> [WORK TO DO] Single out the lines that include the word "nghiÖp". Copy them.

(Recorded data)
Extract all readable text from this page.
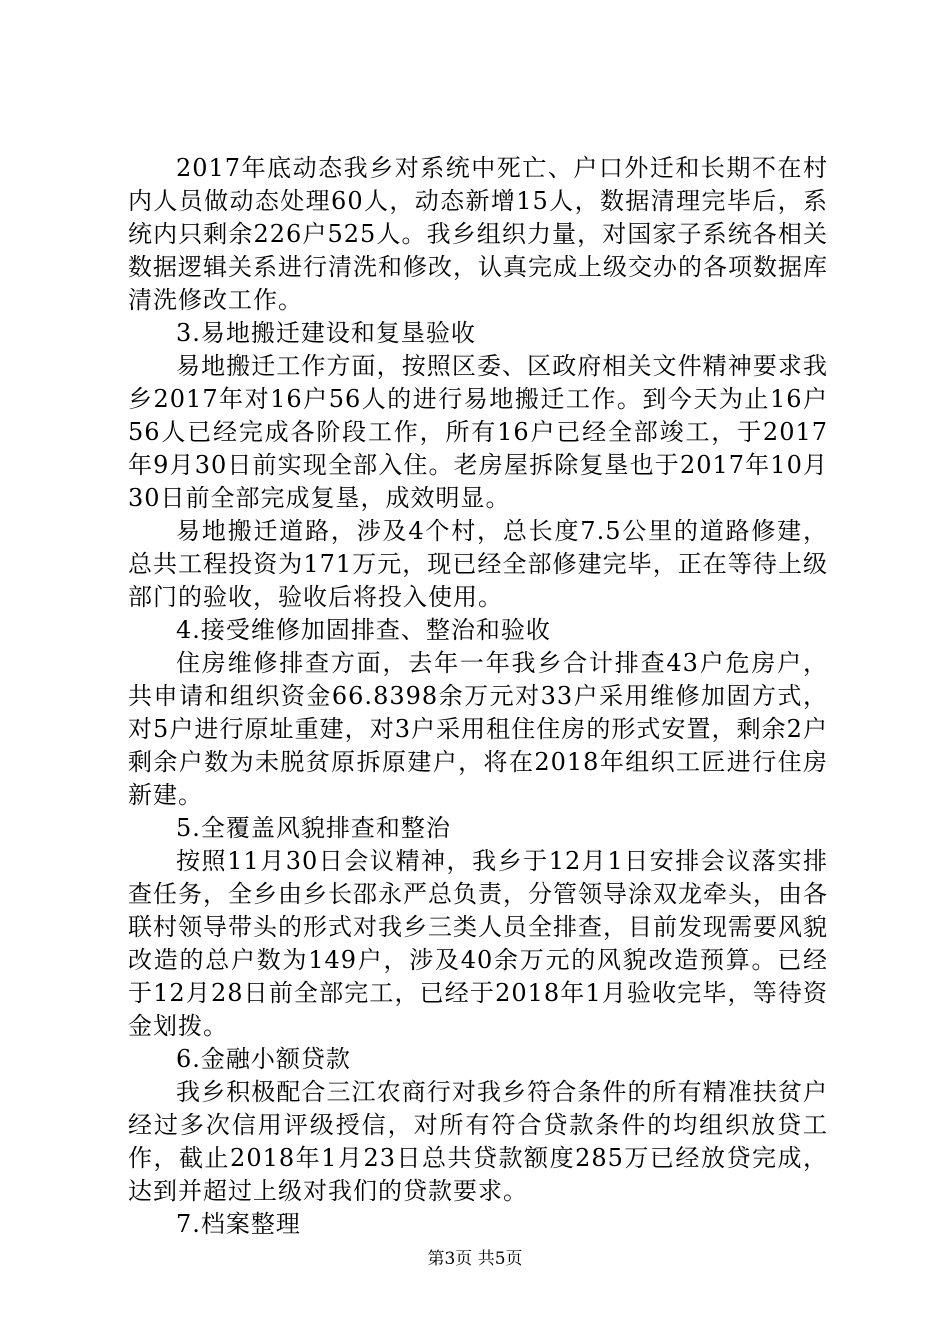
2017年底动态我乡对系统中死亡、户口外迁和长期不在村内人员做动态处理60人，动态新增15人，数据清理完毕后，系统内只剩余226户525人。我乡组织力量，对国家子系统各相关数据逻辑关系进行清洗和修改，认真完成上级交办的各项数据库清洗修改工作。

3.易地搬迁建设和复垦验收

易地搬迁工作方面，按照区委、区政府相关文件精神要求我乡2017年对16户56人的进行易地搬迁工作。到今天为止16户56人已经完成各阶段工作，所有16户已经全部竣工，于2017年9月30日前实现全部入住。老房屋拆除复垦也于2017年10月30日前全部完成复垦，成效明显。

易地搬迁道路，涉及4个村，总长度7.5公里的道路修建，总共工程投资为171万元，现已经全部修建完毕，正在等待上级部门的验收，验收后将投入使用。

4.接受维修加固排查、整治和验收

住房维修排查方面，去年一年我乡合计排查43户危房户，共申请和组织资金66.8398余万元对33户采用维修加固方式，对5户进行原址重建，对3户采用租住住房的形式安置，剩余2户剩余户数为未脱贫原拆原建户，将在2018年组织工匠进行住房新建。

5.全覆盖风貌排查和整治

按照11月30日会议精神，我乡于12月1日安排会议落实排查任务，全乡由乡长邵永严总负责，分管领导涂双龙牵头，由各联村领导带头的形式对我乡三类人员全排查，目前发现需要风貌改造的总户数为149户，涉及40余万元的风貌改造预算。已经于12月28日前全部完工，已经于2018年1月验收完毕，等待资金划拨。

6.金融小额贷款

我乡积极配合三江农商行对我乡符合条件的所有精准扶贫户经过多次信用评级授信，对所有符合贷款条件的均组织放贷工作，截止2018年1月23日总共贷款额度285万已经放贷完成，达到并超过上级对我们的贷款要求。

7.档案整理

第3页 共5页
--
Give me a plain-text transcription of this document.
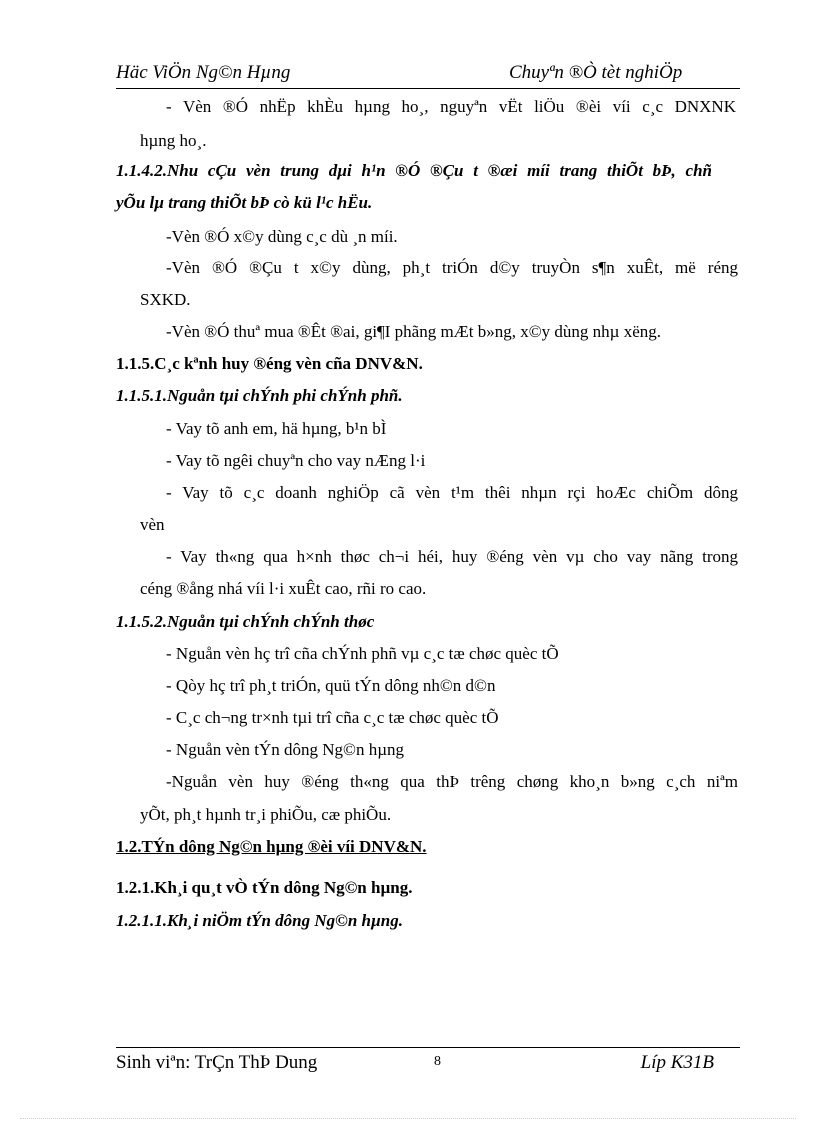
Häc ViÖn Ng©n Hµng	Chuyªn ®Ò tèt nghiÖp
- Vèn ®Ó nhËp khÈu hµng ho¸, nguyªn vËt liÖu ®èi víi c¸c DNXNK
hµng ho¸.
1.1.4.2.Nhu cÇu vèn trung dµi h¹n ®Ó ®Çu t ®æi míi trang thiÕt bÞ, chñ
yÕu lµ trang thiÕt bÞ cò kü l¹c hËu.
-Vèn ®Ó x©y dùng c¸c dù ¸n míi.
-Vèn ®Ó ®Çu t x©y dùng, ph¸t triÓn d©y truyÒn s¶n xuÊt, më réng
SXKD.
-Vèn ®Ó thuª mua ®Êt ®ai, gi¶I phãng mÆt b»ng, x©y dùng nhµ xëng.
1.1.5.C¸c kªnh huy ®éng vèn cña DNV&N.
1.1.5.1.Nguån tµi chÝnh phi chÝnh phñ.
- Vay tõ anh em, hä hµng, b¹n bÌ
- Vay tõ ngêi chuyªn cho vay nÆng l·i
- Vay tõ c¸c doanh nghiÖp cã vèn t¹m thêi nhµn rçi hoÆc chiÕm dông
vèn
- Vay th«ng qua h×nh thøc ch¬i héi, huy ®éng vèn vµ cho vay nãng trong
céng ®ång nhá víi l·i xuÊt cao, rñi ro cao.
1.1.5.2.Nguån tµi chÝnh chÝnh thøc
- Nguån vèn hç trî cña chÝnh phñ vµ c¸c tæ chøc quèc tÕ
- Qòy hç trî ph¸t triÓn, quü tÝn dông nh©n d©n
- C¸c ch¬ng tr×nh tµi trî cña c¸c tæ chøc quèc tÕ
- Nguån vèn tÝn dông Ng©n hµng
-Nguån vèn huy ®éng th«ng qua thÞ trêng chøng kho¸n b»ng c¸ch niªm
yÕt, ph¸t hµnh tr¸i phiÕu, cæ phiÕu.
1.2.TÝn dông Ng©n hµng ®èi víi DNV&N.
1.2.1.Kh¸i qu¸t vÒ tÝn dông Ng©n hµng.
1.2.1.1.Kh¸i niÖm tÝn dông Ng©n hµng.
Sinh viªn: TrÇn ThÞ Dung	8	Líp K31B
==
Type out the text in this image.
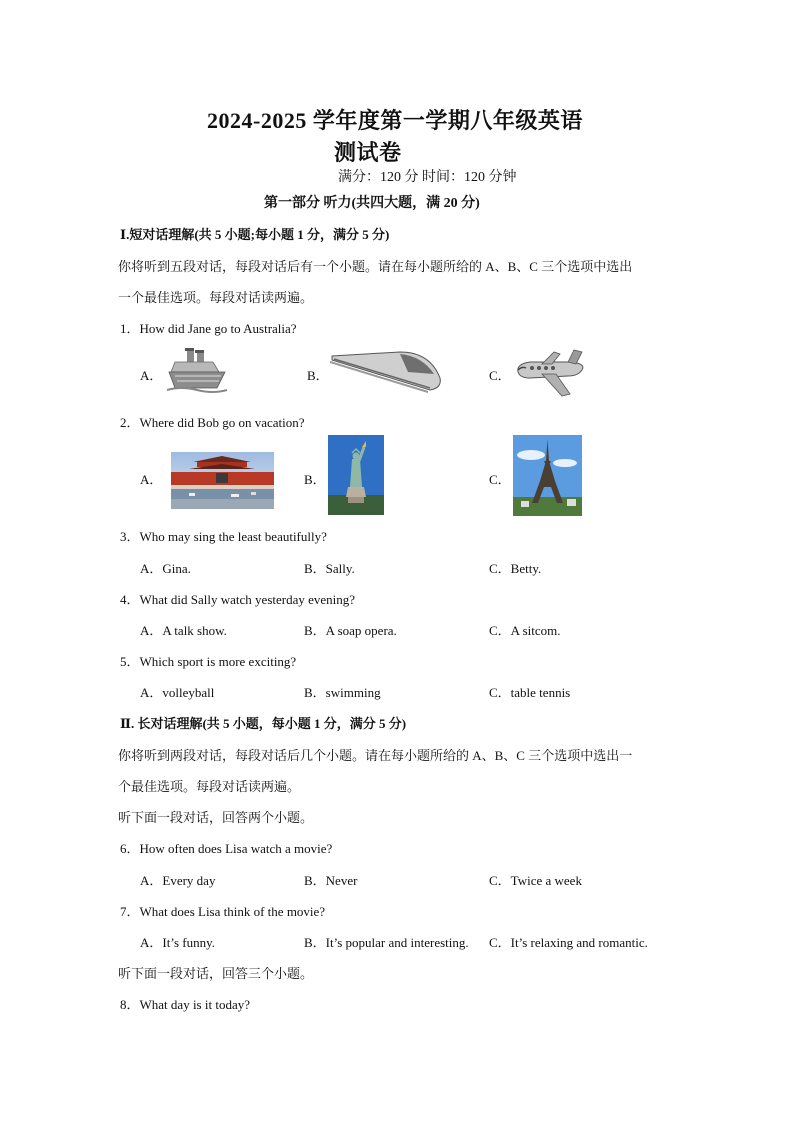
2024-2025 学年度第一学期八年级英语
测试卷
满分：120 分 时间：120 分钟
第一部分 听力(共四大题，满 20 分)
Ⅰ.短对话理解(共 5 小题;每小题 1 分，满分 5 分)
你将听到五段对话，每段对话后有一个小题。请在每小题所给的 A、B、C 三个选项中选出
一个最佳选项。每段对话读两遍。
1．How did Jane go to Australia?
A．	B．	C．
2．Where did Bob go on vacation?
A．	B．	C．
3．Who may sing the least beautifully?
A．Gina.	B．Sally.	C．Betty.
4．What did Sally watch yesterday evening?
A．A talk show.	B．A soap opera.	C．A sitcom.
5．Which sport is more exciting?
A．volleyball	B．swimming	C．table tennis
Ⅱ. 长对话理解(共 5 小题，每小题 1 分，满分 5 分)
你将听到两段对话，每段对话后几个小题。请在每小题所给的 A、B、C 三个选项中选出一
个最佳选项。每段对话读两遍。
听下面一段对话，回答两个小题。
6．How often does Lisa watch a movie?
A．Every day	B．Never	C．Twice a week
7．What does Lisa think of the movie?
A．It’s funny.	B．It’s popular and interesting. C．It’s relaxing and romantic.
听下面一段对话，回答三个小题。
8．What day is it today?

> [RESPONSE]
Häc ViÖn Ng©n Hµng	Chuyªn ®Ò tèt nghiÖp
- Vay tõ c¸c doanh nghiÖp cã vèn t¹m thêi nhµn rçi hoÆc chiÕm dông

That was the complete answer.